Entries from a dataset
_ _ _ _ _ _ _

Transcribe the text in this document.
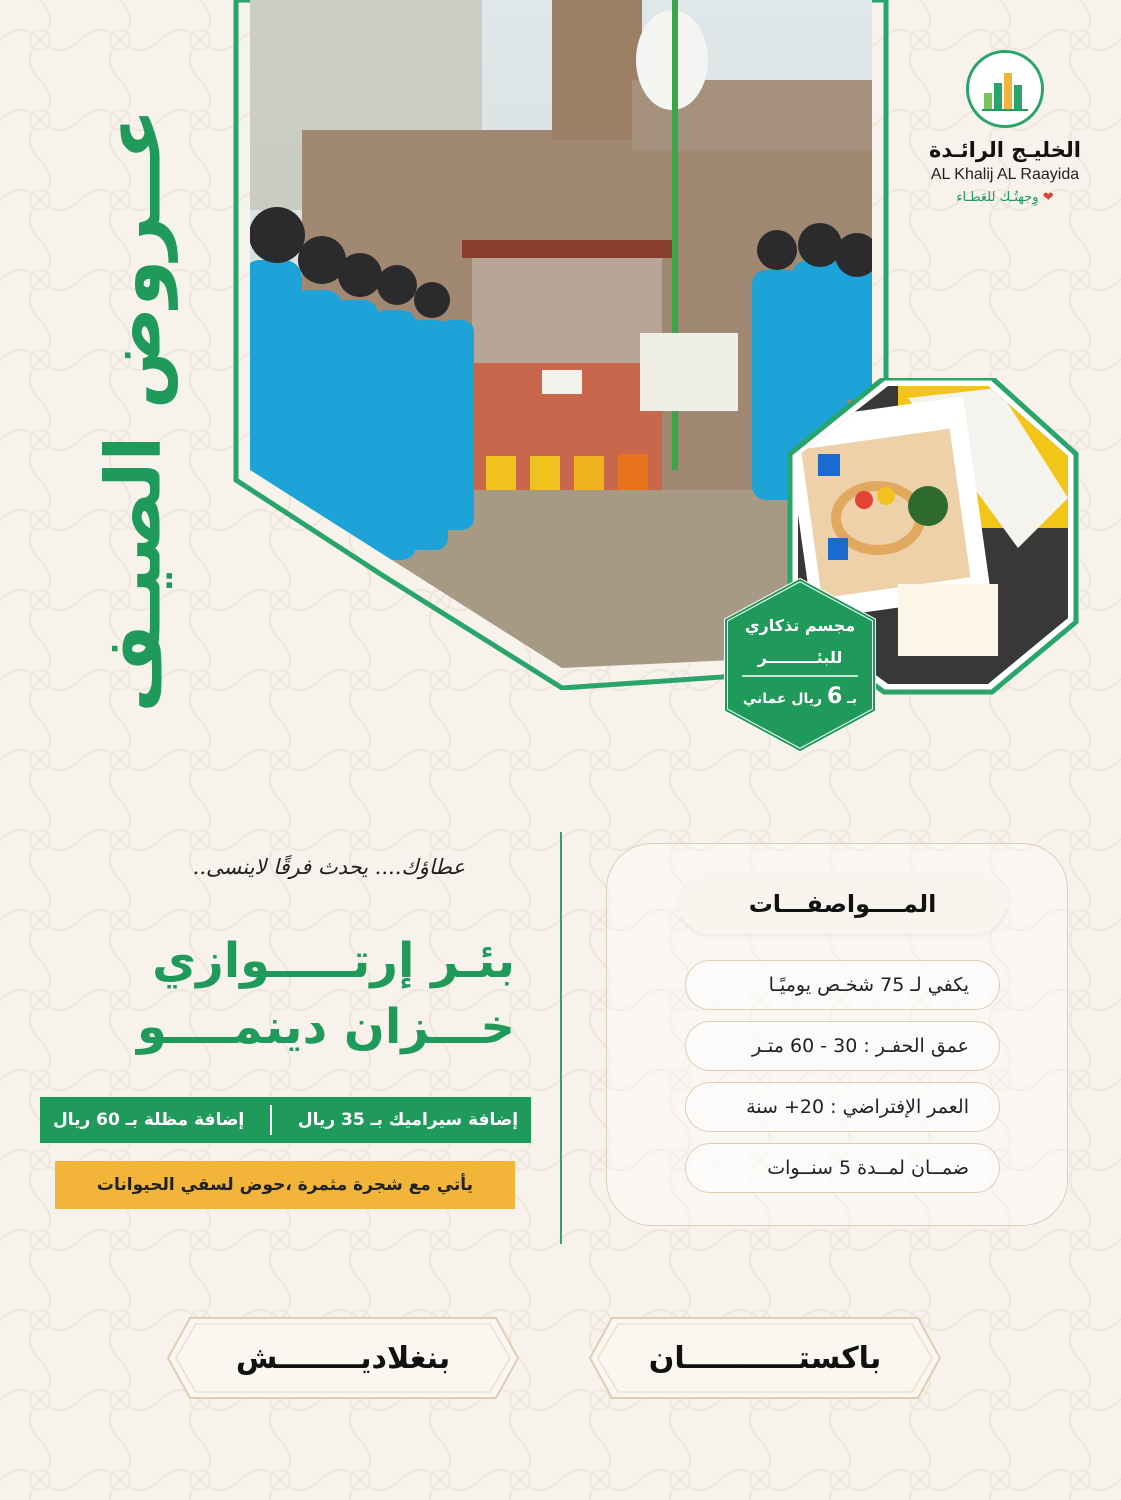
عــروض الصيـف	الخليـج الرائـدة
AL Khalij AL Raayida
❤ وِجهتُـك للعَطـاء
مجسم تذكاري
للبئـــــــــر
بـ 6 ريال عماني
عطاؤك.... يحدث فرقًا لاينسى..
بئـر إرتـــــوازي
خـــزان دينمــــو
إضافة سيراميك بـ 35 ريال
إضافة مظلة بـ 60 ريال
يأتي مع شجرة مثمرة ،حوض لسقي الحيوانات
المــــواصفـــات
يكفي لـ 75 شخـص يوميًـا
عمق الحفـر : 30 - 60 متـر
العمر الإفتراضي : 20+ سنة
ضمــان لمــدة 5 سنــوات
باكستـــــــــــان
بنغلاديــــــــش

_ _ _ _ _ _ _

> **DIRECTIONS FOR THIS TASK**
Print the entries above exactly, taking out only the pictures.

> **SOLUTION FOR THIS EXERCISE**
Transcribe the text in this document.
عــروض الصيـف	الخليـج الرائـدة
AL Khalij AL Raayida
❤ وِجهتُـك للعَطـاء
مجسم تذكاري
للبئـــــــــر
بـ 6 ريال عماني
عطاؤك.... يحدث فرقًا لاينسى..
بئـر إرتـــــوازي
خـــزان دينمــــو
إضافة سيراميك بـ 35 ريال
إضافة مظلة بـ 60 ريال
يأتي مع شجرة مثمرة ،حوض لسقي الحيوانات
المــــواصفـــات
يكفي لـ 75 شخـص يوميًـا
عمق الحفـر : 30 - 60 متـر
العمر الإفتراضي : 20+ سنة
ضمــان لمــدة 5 سنــوات
باكستـــــــــــان
بنغلاديــــــــش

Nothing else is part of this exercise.